* Exercise requirements *
Where a line contains the word "title", copy that line.

[Dataset items]
* * * * * * * * *

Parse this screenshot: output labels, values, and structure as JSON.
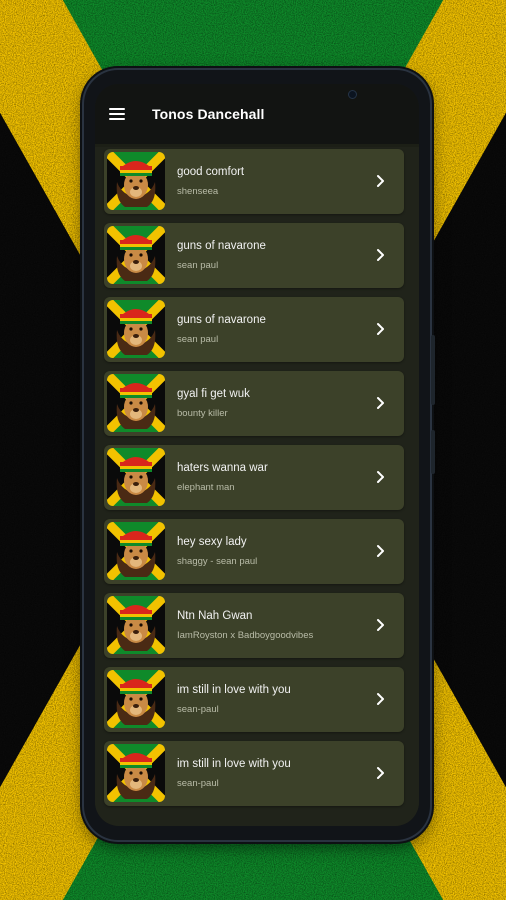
{
  "app": {
    "title": "Tonos Dancehall"
  },
  "colors": {
    "flag_green": "#0f8a2a",
    "flag_yellow": "#f2c200",
    "flag_black": "#0a0a0a",
    "card": "#3c4129"
  },
  "icons": {
    "menu": "hamburger-menu-icon",
    "chevron": "chevron-right-icon",
    "thumbnail": "rasta-lion-icon"
  },
  "songs": [
    {
      "title": "good comfort",
      "artist": "shenseea"
    },
    {
      "title": "guns of navarone",
      "artist": "sean paul"
    },
    {
      "title": "guns of navarone",
      "artist": "sean paul"
    },
    {
      "title": "gyal fi get wuk",
      "artist": "bounty killer"
    },
    {
      "title": "haters wanna war",
      "artist": "elephant man"
    },
    {
      "title": "hey sexy lady",
      "artist": "shaggy - sean paul"
    },
    {
      "title": "Ntn Nah Gwan",
      "artist": "IamRoyston x Badboygoodvibes"
    },
    {
      "title": "im still in love with you",
      "artist": "sean-paul"
    },
    {
      "title": "im still in love with you",
      "artist": "sean-paul"
    }
  ]
}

* * * * * * * * *

* Answer for the task *
    "title": "Tonos Dancehall"
      "title": "good comfort",
      "title": "guns of navarone",
      "title": "guns of navarone",
      "title": "gyal fi get wuk",
      "title": "haters wanna war",
      "title": "hey sexy lady",
      "title": "Ntn Nah Gwan",
      "title": "im still in love with you",
      "title": "im still in love with you",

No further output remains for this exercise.